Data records
** start **

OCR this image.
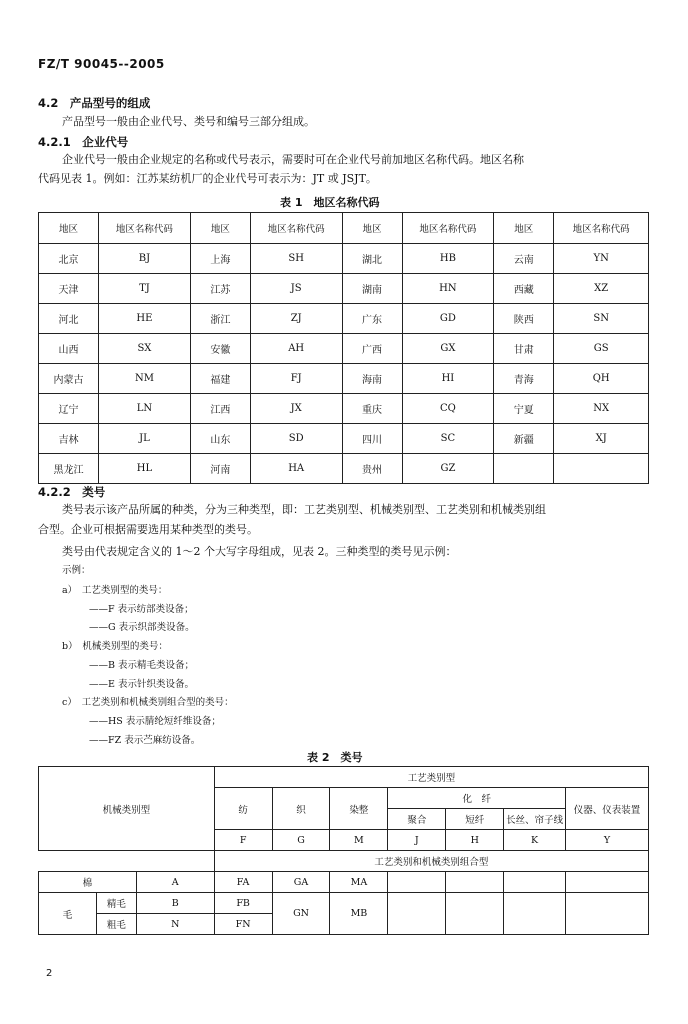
FZ/T 90045--2005
4.2　产品型号的组成
产品型号一般由企业代号、类号和编号三部分组成。
4.2.1　企业代号
企业代号一般由企业规定的名称或代号表示，需要时可在企业代号前加地区名称代码。地区名称
代码见表 1。例如：江苏某纺机厂的企业代号可表示为：JT 或 JSJT。
表 1　地区名称代码
地区	地区名称代码	地区	地区名称代码	地区	地区名称代码	地区	地区名称代码
北京	BJ	上海	SH	湖北	HB	云南	YN
天津	TJ	江苏	JS	湖南	HN	西藏	XZ
河北	HE	浙江	ZJ	广东	GD	陕西	SN
山西	SX	安徽	AH	广西	GX	甘肃	GS
内蒙古	NM	福建	FJ	海南	HI	青海	QH
辽宁	LN	江西	JX	重庆	CQ	宁夏	NX
吉林	JL	山东	SD	四川	SC	新疆	XJ
黑龙江	HL	河南	HA	贵州	GZ		
4.2.2　类号
类号表示该产品所属的种类，分为三种类型，即：工艺类别型、机械类别型、工艺类别和机械类别组
合型。企业可根据需要选用某种类型的类号。
类号由代表规定含义的 1～2 个大写字母组成，见表 2。三种类型的类号见示例：
示例：
a）　工艺类别型的类号：
——F 表示纺部类设备；
——G 表示织部类设备。
b）　机械类别型的类号：
——B 表示精毛类设备；
——E 表示针织类设备。
c）　工艺类别和机械类别组合型的类号：
——HS 表示腈纶短纤维设备；
——FZ 表示苎麻纺设备。
表 2　类号
机械类别型			工艺类别型						
			纺	织	染整	化　纤			仪器、仪表装置
						聚合	短纤	长丝、帘子线	
			F	G	M	J	H	K	Y
			工艺类别和机械类别组合型						
棉		A	FA	GA	MA				
毛	精毛	B	FB	GN	MB				
	粗毛	N	FN						
2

** end **

■ PROBLEM DETAILS: Reproduce the whole listing above word for word, but not its pictures.

■ COMPLETE ANSWER:
OCR this image.
FZ/T 90045--2005
4.2　产品型号的组成
产品型号一般由企业代号、类号和编号三部分组成。
4.2.1　企业代号
企业代号一般由企业规定的名称或代号表示，需要时可在企业代号前加地区名称代码。地区名称
代码见表 1。例如：江苏某纺机厂的企业代号可表示为：JT 或 JSJT。
表 1　地区名称代码
地区	地区名称代码	地区	地区名称代码	地区	地区名称代码	地区	地区名称代码
北京	BJ	上海	SH	湖北	HB	云南	YN
天津	TJ	江苏	JS	湖南	HN	西藏	XZ
河北	HE	浙江	ZJ	广东	GD	陕西	SN
山西	SX	安徽	AH	广西	GX	甘肃	GS
内蒙古	NM	福建	FJ	海南	HI	青海	QH
辽宁	LN	江西	JX	重庆	CQ	宁夏	NX
吉林	JL	山东	SD	四川	SC	新疆	XJ
黑龙江	HL	河南	HA	贵州	GZ		
4.2.2　类号
类号表示该产品所属的种类，分为三种类型，即：工艺类别型、机械类别型、工艺类别和机械类别组
合型。企业可根据需要选用某种类型的类号。
类号由代表规定含义的 1～2 个大写字母组成，见表 2。三种类型的类号见示例：
示例：
a）　工艺类别型的类号：
——F 表示纺部类设备；
——G 表示织部类设备。
b）　机械类别型的类号：
——B 表示精毛类设备；
——E 表示针织类设备。
c）　工艺类别和机械类别组合型的类号：
——HS 表示腈纶短纤维设备；
——FZ 表示苎麻纺设备。
表 2　类号
机械类别型			工艺类别型						
			纺	织	染整	化　纤			仪器、仪表装置
						聚合	短纤	长丝、帘子线	
			F	G	M	J	H	K	Y
			工艺类别和机械类别组合型						
棉		A	FA	GA	MA				
毛	精毛	B	FB	GN	MB				
	粗毛	N	FN						
2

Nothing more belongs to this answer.